## GOAL:
Select all lines with the string "JSON" in them, and copy those lines.

## RECORD LIST:
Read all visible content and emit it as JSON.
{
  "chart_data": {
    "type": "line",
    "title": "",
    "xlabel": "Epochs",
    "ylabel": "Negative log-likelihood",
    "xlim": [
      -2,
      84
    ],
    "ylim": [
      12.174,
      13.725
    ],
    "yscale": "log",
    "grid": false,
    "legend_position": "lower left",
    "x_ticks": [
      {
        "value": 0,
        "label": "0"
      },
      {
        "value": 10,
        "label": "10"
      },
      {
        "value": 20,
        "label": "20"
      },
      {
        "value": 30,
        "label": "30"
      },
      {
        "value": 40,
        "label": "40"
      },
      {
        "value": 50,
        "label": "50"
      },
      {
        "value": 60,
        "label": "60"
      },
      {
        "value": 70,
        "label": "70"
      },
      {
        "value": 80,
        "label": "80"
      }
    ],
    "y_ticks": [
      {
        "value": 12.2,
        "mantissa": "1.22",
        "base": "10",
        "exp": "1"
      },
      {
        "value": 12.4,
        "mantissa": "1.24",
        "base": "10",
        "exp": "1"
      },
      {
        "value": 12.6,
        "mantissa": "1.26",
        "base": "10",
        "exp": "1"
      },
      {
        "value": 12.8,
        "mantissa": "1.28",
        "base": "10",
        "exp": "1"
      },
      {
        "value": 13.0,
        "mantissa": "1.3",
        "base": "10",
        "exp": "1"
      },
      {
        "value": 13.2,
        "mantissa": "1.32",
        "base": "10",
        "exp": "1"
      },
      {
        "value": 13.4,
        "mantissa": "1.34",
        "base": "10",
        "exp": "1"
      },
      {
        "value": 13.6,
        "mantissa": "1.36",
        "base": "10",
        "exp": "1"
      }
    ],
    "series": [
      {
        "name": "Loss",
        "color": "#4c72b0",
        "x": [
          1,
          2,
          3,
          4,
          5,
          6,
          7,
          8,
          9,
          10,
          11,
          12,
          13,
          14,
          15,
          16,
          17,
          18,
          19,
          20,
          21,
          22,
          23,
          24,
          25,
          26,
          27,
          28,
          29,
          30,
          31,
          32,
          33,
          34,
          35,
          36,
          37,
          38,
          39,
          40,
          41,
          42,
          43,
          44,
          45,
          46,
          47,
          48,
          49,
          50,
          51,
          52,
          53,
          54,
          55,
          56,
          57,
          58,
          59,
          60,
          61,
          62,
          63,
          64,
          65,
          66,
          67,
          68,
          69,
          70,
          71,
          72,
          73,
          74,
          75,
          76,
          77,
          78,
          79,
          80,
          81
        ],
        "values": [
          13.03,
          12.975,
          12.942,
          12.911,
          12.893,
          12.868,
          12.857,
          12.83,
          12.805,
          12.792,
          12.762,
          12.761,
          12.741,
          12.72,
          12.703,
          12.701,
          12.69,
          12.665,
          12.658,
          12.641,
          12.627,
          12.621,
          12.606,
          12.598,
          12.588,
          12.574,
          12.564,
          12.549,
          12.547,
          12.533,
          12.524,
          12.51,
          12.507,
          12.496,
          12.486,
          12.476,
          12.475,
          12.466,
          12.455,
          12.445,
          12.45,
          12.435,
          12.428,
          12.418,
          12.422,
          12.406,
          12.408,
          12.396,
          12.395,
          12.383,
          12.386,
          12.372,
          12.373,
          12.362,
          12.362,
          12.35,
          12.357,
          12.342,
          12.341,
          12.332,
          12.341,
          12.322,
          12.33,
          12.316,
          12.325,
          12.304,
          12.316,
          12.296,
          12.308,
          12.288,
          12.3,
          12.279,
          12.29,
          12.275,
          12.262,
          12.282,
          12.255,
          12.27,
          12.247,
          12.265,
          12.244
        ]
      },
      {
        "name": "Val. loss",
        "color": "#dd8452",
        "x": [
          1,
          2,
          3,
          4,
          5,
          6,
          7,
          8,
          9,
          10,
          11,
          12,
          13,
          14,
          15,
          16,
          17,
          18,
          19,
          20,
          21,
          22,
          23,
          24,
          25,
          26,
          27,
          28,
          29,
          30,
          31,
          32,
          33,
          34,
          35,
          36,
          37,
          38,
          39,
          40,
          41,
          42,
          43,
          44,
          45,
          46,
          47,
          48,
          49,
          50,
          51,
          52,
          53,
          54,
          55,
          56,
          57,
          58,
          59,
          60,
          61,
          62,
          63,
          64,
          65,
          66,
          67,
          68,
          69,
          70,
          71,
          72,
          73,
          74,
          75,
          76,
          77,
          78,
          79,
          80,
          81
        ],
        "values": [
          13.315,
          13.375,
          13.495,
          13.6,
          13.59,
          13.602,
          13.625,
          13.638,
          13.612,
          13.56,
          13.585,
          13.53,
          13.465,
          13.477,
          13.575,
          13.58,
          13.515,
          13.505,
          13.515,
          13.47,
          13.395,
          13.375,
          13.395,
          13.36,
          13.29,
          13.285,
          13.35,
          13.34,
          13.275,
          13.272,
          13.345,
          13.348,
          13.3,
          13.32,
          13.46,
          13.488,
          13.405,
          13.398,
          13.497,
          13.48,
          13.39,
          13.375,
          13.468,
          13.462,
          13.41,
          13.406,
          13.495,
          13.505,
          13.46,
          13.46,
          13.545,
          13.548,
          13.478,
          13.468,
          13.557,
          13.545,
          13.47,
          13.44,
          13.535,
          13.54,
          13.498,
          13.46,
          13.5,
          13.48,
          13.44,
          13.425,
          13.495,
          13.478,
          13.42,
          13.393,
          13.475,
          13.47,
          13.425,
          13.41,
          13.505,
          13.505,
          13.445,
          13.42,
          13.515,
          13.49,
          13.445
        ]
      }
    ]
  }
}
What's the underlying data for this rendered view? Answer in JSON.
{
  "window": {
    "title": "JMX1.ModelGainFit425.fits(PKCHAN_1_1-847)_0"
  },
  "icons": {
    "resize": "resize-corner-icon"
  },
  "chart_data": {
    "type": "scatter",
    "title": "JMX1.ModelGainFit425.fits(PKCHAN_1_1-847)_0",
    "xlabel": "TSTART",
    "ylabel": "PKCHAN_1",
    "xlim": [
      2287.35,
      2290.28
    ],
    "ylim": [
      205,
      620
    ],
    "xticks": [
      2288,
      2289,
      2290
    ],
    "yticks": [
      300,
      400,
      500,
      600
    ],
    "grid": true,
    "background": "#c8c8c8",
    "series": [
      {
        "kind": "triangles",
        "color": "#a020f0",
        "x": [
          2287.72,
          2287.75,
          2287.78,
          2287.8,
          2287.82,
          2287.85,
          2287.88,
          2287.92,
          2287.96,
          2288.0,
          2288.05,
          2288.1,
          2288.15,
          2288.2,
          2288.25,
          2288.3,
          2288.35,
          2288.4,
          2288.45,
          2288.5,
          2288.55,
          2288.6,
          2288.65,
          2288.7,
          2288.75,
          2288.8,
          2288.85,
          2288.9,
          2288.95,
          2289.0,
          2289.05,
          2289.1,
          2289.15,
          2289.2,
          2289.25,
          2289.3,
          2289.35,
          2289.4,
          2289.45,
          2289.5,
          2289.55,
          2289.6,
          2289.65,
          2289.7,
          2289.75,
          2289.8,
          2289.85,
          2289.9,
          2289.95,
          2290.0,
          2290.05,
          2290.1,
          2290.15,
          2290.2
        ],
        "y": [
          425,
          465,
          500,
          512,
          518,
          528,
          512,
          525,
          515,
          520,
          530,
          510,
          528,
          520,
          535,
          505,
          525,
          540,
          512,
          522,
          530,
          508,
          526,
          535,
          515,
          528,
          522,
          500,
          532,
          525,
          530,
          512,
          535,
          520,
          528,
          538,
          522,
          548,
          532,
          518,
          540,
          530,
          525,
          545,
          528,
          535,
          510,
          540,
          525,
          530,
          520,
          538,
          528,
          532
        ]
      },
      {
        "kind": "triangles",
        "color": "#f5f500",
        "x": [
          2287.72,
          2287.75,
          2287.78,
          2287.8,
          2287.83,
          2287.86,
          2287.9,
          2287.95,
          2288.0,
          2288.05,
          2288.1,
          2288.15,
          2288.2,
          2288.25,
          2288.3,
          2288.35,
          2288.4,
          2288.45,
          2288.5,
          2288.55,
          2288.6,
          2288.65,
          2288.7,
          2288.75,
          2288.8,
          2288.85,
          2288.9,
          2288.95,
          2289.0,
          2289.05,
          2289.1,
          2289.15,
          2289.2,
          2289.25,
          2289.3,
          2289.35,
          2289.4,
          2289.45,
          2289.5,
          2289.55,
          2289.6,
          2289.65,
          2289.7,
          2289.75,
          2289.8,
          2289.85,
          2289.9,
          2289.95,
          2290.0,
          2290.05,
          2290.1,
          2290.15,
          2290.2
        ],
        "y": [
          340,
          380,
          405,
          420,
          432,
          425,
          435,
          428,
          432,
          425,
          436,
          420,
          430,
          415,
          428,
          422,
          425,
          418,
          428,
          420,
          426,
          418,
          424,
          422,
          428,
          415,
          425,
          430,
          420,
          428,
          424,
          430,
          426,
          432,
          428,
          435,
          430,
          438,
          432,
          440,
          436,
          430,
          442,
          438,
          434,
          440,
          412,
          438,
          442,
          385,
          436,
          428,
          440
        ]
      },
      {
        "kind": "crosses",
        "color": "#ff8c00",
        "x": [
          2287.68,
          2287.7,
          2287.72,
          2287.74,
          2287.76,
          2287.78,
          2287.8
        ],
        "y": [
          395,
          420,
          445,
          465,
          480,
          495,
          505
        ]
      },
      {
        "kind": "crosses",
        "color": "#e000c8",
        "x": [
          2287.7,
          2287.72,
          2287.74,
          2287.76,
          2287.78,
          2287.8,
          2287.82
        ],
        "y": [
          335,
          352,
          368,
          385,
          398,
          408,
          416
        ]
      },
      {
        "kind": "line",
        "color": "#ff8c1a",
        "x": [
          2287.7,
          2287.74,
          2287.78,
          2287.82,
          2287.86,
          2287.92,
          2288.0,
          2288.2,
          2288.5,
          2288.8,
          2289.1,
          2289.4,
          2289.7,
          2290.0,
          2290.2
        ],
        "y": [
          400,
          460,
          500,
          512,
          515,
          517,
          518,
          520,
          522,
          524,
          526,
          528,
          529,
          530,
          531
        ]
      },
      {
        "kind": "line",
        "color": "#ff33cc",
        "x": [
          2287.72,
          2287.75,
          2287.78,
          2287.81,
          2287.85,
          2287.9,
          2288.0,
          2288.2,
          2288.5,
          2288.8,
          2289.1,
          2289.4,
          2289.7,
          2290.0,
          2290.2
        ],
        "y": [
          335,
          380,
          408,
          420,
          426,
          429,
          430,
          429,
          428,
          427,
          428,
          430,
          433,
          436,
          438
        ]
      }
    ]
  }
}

## RESULT OF THE EXERCISE:
Read all visible content and emit it as JSON.
What's the underlying data for this rendered view? Answer in JSON.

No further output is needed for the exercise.